## Stored rows
---------------

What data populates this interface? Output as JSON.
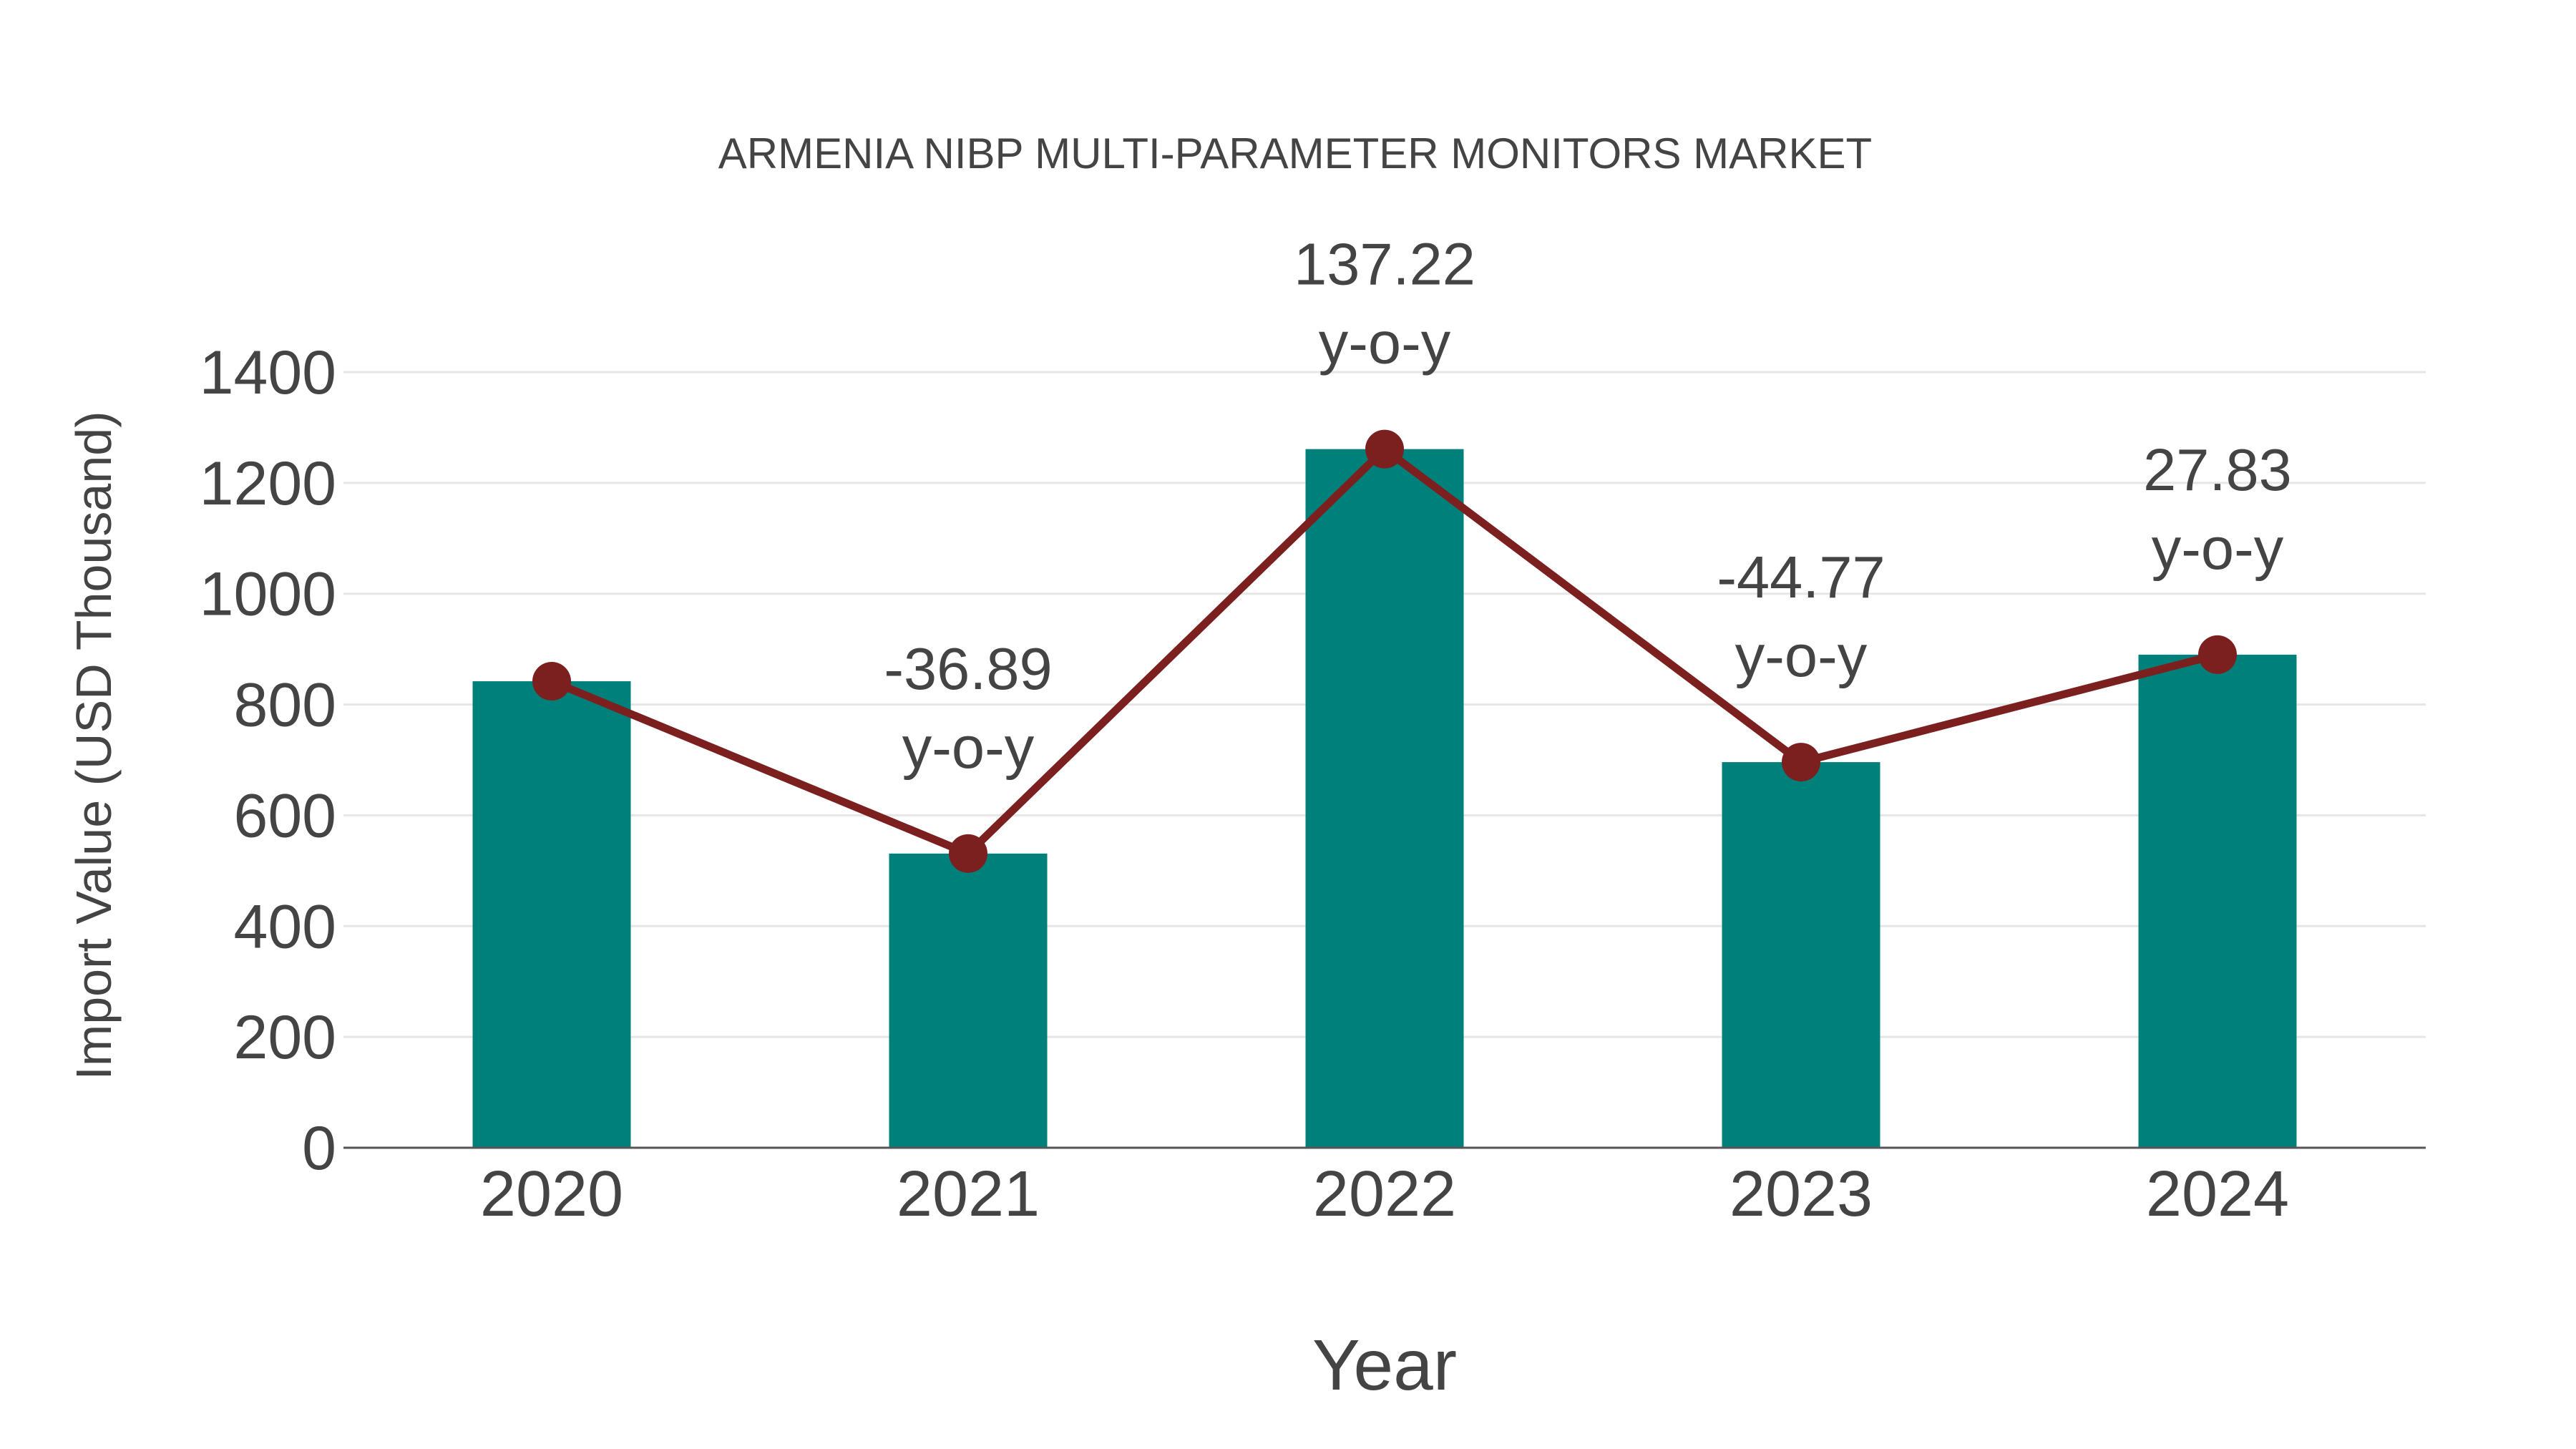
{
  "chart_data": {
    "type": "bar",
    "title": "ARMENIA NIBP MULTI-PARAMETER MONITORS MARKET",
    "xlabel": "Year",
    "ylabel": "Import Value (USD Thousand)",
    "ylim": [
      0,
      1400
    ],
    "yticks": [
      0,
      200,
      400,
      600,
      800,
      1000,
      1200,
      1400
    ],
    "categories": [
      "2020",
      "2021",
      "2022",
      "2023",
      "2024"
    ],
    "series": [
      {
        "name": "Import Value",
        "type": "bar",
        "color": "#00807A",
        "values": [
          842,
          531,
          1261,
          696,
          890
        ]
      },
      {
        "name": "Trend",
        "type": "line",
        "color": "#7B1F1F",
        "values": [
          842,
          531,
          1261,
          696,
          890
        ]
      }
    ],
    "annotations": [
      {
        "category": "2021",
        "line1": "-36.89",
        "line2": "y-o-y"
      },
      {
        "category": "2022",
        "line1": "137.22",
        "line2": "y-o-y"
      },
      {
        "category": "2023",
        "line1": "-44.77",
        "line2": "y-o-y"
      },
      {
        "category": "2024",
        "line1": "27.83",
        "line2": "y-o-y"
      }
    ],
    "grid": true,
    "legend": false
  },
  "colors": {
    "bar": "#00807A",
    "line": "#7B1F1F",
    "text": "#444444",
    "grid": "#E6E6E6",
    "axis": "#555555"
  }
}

---------------

## Given instruction
Copy all the records above exactly, but leave out the pictures.

## Exercise result
What data populates this interface? Output as JSON.
{
  "chart_data": {
    "type": "bar",
    "title": "ARMENIA NIBP MULTI-PARAMETER MONITORS MARKET",
    "xlabel": "Year",
    "ylabel": "Import Value (USD Thousand)",
    "ylim": [
      0,
      1400
    ],
    "yticks": [
      0,
      200,
      400,
      600,
      800,
      1000,
      1200,
      1400
    ],
    "categories": [
      "2020",
      "2021",
      "2022",
      "2023",
      "2024"
    ],
    "series": [
      {
        "name": "Import Value",
        "type": "bar",
        "color": "#00807A",
        "values": [
          842,
          531,
          1261,
          696,
          890
        ]
      },
      {
        "name": "Trend",
        "type": "line",
        "color": "#7B1F1F",
        "values": [
          842,
          531,
          1261,
          696,
          890
        ]
      }
    ],
    "annotations": [
      {
        "category": "2021",
        "line1": "-36.89",
        "line2": "y-o-y"
      },
      {
        "category": "2022",
        "line1": "137.22",
        "line2": "y-o-y"
      },
      {
        "category": "2023",
        "line1": "-44.77",
        "line2": "y-o-y"
      },
      {
        "category": "2024",
        "line1": "27.83",
        "line2": "y-o-y"
      }
    ],
    "grid": true,
    "legend": false
  },
  "colors": {
    "bar": "#00807A",
    "line": "#7B1F1F",
    "text": "#444444",
    "grid": "#E6E6E6",
    "axis": "#555555"
  }
}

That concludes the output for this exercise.